***** EXCERPTED DATA *****

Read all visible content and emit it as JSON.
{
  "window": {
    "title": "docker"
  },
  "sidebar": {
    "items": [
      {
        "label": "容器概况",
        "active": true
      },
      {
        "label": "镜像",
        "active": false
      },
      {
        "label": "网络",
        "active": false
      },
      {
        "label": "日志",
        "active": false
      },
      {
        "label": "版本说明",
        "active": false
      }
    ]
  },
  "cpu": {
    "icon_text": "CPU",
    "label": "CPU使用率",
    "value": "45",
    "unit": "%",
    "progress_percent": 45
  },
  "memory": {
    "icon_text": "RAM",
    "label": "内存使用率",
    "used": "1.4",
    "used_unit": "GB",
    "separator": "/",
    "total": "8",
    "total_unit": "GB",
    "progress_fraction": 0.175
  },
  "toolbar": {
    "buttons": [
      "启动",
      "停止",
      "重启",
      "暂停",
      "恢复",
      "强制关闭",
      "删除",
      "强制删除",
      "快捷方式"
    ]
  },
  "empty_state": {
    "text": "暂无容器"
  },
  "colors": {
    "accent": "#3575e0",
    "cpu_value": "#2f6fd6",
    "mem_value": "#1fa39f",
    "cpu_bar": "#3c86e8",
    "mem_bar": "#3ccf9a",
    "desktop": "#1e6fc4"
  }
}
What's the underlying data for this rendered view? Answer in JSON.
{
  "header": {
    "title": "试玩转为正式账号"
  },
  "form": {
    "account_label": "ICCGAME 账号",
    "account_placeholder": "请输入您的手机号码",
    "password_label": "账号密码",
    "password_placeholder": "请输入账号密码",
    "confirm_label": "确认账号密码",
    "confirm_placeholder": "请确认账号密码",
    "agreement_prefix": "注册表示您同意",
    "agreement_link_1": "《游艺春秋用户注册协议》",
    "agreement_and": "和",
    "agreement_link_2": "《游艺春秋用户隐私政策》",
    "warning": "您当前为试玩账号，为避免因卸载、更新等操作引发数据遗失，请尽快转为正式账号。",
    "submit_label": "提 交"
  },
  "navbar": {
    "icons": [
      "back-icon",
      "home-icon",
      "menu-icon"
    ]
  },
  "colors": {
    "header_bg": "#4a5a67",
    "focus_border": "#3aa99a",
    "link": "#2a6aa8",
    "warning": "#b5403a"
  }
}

*****

◆ AIM OF THE EXERCISE: Every line above should be written out again exactly as it stands.

◆ WRITTEN ANSWER:
Read all visible content and emit it as JSON.
{
  "window": {
    "title": "docker"
  },
  "sidebar": {
    "items": [
      {
        "label": "容器概况",
        "active": true
      },
      {
        "label": "镜像",
        "active": false
      },
      {
        "label": "网络",
        "active": false
      },
      {
        "label": "日志",
        "active": false
      },
      {
        "label": "版本说明",
        "active": false
      }
    ]
  },
  "cpu": {
    "icon_text": "CPU",
    "label": "CPU使用率",
    "value": "45",
    "unit": "%",
    "progress_percent": 45
  },
  "memory": {
    "icon_text": "RAM",
    "label": "内存使用率",
    "used": "1.4",
    "used_unit": "GB",
    "separator": "/",
    "total": "8",
    "total_unit": "GB",
    "progress_fraction": 0.175
  },
  "toolbar": {
    "buttons": [
      "启动",
      "停止",
      "重启",
      "暂停",
      "恢复",
      "强制关闭",
      "删除",
      "强制删除",
      "快捷方式"
    ]
  },
  "empty_state": {
    "text": "暂无容器"
  },
  "colors": {
    "accent": "#3575e0",
    "cpu_value": "#2f6fd6",
    "mem_value": "#1fa39f",
    "cpu_bar": "#3c86e8",
    "mem_bar": "#3ccf9a",
    "desktop": "#1e6fc4"
  }
}
What's the underlying data for this rendered view? Answer in JSON.
{
  "header": {
    "title": "试玩转为正式账号"
  },
  "form": {
    "account_label": "ICCGAME 账号",
    "account_placeholder": "请输入您的手机号码",
    "password_label": "账号密码",
    "password_placeholder": "请输入账号密码",
    "confirm_label": "确认账号密码",
    "confirm_placeholder": "请确认账号密码",
    "agreement_prefix": "注册表示您同意",
    "agreement_link_1": "《游艺春秋用户注册协议》",
    "agreement_and": "和",
    "agreement_link_2": "《游艺春秋用户隐私政策》",
    "warning": "您当前为试玩账号，为避免因卸载、更新等操作引发数据遗失，请尽快转为正式账号。",
    "submit_label": "提 交"
  },
  "navbar": {
    "icons": [
      "back-icon",
      "home-icon",
      "menu-icon"
    ]
  },
  "colors": {
    "header_bg": "#4a5a67",
    "focus_border": "#3aa99a",
    "link": "#2a6aa8",
    "warning": "#b5403a"
  }
}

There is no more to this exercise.